-- RAW RECORDS --
■ ■ ■

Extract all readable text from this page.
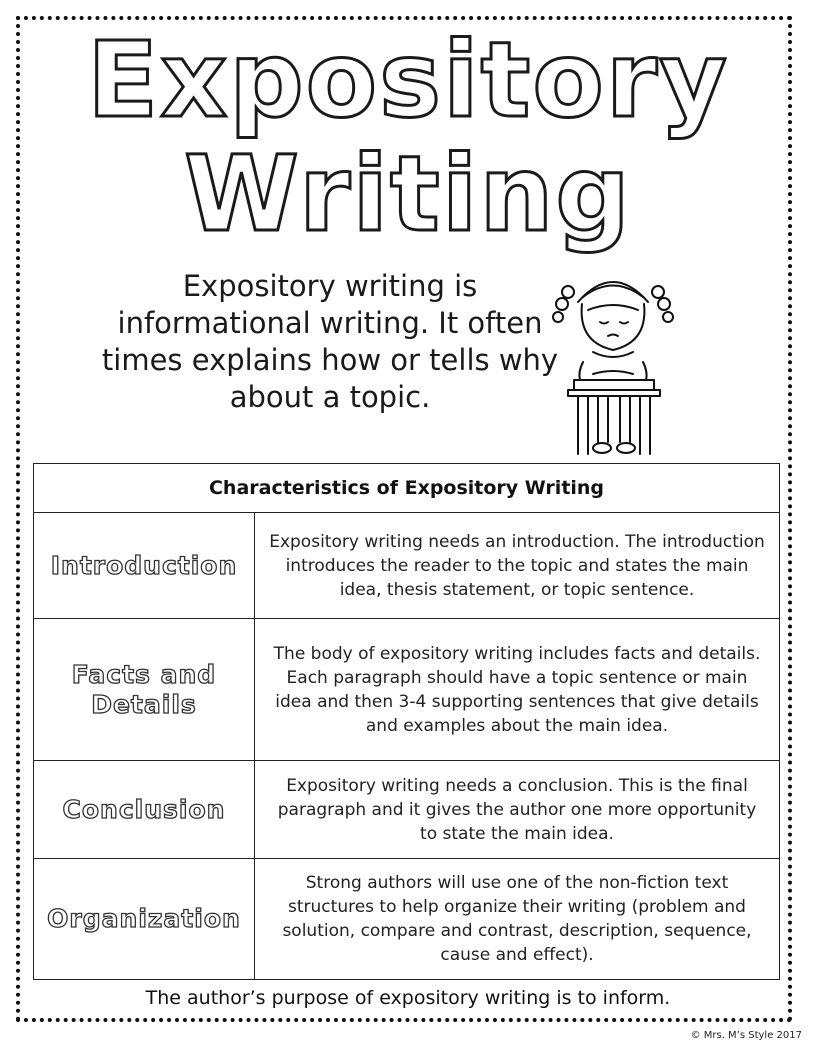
Expository
Writing
Expository writing is informational writing. It often times explains how or tells why about a topic.
Characteristics of Expository Writing	
Introduction	Expository writing needs an introduction. The introduction introduces the reader to the topic and states the main idea, thesis statement, or topic sentence.
Facts and Details	The body of expository writing includes facts and details. Each paragraph should have a topic sentence or main idea and then 3-4 supporting sentences that give details and examples about the main idea.
Conclusion	Expository writing needs a conclusion. This is the final paragraph and it gives the author one more opportunity to state the main idea.
Organization	Strong authors will use one of the non-fiction text structures to help organize their writing (problem and solution, compare and contrast, description, sequence, cause and effect).
The author’s purpose of expository writing is to inform.
© Mrs. M’s Style 2017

■ ■ ■

-- EXERCISE PROMPT --
Copy out all of the material exactly as written, without its pictures.

-- SOLUTION BELOW --
Extract all readable text from this page.
Expository
Writing
Expository writing is informational writing. It often times explains how or tells why about a topic.
Characteristics of Expository Writing	
Introduction	Expository writing needs an introduction. The introduction introduces the reader to the topic and states the main idea, thesis statement, or topic sentence.
Facts and Details	The body of expository writing includes facts and details. Each paragraph should have a topic sentence or main idea and then 3-4 supporting sentences that give details and examples about the main idea.
Conclusion	Expository writing needs a conclusion. This is the final paragraph and it gives the author one more opportunity to state the main idea.
Organization	Strong authors will use one of the non-fiction text structures to help organize their writing (problem and solution, compare and contrast, description, sequence, cause and effect).
The author’s purpose of expository writing is to inform.
© Mrs. M’s Style 2017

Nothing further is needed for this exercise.